→ Work to complete
Copy each line below that contains "legend".

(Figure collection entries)
┄┄┄┄┄┄

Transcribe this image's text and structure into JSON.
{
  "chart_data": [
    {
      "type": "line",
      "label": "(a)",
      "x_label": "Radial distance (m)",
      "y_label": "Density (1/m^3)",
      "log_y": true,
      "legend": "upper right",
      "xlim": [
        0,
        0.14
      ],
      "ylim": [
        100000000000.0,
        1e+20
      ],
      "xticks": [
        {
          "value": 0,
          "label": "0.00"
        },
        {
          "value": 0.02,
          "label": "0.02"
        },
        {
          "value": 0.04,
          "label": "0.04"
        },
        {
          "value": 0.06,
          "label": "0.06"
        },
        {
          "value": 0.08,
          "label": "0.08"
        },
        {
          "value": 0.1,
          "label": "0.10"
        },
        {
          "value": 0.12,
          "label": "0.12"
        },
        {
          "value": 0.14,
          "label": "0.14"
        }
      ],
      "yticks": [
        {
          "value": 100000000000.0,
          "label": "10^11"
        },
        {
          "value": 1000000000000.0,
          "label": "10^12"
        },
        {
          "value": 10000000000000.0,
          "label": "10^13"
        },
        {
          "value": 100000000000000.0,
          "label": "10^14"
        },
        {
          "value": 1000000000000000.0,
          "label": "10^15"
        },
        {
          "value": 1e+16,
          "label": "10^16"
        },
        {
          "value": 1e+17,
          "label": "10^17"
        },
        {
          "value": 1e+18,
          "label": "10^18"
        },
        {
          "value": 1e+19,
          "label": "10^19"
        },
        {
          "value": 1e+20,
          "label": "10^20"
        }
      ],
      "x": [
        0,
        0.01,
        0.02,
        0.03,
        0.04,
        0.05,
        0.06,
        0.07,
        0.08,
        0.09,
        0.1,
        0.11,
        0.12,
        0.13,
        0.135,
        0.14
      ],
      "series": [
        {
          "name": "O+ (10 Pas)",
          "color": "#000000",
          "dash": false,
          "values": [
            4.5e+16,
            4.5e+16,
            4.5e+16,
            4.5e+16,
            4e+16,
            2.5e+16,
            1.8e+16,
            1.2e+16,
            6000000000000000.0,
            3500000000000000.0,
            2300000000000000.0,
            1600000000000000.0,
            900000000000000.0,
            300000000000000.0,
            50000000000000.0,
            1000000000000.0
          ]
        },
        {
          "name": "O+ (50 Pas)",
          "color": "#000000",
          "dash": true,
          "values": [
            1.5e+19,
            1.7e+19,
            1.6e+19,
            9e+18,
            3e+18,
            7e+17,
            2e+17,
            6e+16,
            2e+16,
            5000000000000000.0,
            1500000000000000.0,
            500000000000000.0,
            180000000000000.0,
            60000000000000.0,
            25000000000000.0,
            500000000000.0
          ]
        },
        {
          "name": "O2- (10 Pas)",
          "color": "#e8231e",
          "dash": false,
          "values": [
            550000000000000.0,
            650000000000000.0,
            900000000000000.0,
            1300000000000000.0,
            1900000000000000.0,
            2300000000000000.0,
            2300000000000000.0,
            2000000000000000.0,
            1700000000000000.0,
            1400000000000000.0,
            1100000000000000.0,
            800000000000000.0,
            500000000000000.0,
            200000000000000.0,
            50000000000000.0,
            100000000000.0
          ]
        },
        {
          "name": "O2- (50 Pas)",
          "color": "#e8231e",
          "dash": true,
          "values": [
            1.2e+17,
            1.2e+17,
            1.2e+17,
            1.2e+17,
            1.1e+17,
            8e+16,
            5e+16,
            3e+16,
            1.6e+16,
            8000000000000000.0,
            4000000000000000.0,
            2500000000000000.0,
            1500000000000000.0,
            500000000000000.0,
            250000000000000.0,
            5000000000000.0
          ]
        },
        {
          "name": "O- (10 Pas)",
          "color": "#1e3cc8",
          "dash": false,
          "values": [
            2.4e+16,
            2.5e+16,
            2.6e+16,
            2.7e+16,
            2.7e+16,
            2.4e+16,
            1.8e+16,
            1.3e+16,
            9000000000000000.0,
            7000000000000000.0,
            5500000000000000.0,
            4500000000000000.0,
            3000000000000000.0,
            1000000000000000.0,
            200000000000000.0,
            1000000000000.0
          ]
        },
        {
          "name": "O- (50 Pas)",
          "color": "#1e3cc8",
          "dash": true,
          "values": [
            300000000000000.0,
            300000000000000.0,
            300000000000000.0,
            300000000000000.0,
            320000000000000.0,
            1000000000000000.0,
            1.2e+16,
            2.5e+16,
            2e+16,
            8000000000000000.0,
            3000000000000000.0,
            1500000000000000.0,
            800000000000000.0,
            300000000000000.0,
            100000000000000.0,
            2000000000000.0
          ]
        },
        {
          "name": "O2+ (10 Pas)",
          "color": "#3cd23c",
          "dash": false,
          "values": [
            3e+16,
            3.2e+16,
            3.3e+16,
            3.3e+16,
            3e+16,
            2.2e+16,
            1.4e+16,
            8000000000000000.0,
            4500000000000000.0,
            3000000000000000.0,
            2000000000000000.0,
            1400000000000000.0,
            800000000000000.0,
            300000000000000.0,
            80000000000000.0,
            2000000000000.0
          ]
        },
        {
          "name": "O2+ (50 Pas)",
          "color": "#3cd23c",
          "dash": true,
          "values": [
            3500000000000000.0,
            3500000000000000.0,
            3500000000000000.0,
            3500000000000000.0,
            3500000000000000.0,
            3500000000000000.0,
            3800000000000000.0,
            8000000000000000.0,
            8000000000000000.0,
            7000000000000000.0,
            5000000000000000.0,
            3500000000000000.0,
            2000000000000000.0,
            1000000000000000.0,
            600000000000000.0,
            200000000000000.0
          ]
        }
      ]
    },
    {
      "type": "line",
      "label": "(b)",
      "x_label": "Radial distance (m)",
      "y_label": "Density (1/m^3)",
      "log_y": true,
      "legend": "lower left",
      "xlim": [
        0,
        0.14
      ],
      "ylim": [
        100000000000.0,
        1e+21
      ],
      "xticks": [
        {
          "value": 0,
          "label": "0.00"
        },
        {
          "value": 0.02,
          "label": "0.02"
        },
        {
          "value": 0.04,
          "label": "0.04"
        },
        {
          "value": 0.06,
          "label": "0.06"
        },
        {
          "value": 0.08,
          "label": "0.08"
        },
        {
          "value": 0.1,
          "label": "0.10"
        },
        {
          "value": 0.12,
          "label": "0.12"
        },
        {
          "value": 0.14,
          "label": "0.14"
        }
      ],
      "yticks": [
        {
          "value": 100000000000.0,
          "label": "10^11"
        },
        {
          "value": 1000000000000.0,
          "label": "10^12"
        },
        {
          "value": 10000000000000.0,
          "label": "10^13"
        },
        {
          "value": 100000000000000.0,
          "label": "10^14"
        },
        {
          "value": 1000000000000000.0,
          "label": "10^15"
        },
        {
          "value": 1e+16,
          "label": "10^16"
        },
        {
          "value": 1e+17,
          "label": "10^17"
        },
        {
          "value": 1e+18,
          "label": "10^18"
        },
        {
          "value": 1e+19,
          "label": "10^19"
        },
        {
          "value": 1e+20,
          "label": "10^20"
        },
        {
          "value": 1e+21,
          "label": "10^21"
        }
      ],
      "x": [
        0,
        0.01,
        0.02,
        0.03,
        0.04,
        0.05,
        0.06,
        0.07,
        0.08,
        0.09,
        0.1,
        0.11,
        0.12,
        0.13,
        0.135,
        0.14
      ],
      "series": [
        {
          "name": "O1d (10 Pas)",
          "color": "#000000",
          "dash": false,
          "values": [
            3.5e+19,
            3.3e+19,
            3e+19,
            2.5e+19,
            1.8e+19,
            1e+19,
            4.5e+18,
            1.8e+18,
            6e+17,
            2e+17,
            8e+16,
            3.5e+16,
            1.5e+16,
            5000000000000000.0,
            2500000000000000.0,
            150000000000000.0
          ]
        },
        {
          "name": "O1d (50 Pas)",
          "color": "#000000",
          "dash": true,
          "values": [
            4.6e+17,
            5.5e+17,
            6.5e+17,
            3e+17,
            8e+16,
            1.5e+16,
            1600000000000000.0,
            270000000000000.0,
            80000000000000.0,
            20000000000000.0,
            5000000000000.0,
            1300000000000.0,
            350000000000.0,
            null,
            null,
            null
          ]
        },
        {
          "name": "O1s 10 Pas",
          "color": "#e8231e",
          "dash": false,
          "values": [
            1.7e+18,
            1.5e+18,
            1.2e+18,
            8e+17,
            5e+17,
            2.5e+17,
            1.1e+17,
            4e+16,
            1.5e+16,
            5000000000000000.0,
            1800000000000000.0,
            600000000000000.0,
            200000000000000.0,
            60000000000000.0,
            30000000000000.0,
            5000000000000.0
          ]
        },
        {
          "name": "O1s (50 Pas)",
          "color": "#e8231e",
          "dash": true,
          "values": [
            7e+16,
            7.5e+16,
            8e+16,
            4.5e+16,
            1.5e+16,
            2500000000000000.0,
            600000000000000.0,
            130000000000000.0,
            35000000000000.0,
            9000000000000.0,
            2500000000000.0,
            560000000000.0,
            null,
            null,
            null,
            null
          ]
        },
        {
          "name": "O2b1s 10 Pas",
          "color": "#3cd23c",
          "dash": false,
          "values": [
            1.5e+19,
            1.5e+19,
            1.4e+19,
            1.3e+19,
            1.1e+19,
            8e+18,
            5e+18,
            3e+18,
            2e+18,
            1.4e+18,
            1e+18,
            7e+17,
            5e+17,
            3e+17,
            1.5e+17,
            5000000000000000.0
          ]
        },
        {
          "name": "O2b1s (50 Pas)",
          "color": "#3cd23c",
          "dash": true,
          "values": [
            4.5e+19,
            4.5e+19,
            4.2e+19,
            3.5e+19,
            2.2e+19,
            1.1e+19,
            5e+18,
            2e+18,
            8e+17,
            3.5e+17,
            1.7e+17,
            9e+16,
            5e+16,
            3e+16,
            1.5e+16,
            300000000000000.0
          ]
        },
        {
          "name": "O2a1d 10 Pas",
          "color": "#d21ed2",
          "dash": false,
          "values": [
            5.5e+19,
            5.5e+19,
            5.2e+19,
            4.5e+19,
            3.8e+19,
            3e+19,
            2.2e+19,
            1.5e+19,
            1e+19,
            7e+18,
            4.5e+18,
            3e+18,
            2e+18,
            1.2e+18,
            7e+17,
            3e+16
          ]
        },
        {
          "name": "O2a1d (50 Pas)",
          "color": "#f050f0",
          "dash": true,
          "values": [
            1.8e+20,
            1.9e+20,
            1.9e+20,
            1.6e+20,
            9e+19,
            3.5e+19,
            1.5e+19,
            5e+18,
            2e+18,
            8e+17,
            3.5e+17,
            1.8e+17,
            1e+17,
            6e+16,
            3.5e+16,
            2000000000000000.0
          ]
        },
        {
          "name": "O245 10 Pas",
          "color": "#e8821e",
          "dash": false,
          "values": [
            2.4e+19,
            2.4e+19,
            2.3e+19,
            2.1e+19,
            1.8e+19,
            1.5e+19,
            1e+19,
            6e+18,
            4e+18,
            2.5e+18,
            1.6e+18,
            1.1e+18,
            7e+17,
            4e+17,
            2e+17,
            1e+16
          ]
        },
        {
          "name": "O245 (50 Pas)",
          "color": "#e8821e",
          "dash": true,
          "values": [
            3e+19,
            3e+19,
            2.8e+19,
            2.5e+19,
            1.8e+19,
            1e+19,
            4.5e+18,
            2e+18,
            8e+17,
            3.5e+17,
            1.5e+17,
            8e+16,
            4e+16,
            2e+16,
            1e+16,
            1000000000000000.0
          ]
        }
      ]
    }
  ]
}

┄┄┄┄┄┄

→ Solution
      "legend": "upper right",
      "legend": "lower left",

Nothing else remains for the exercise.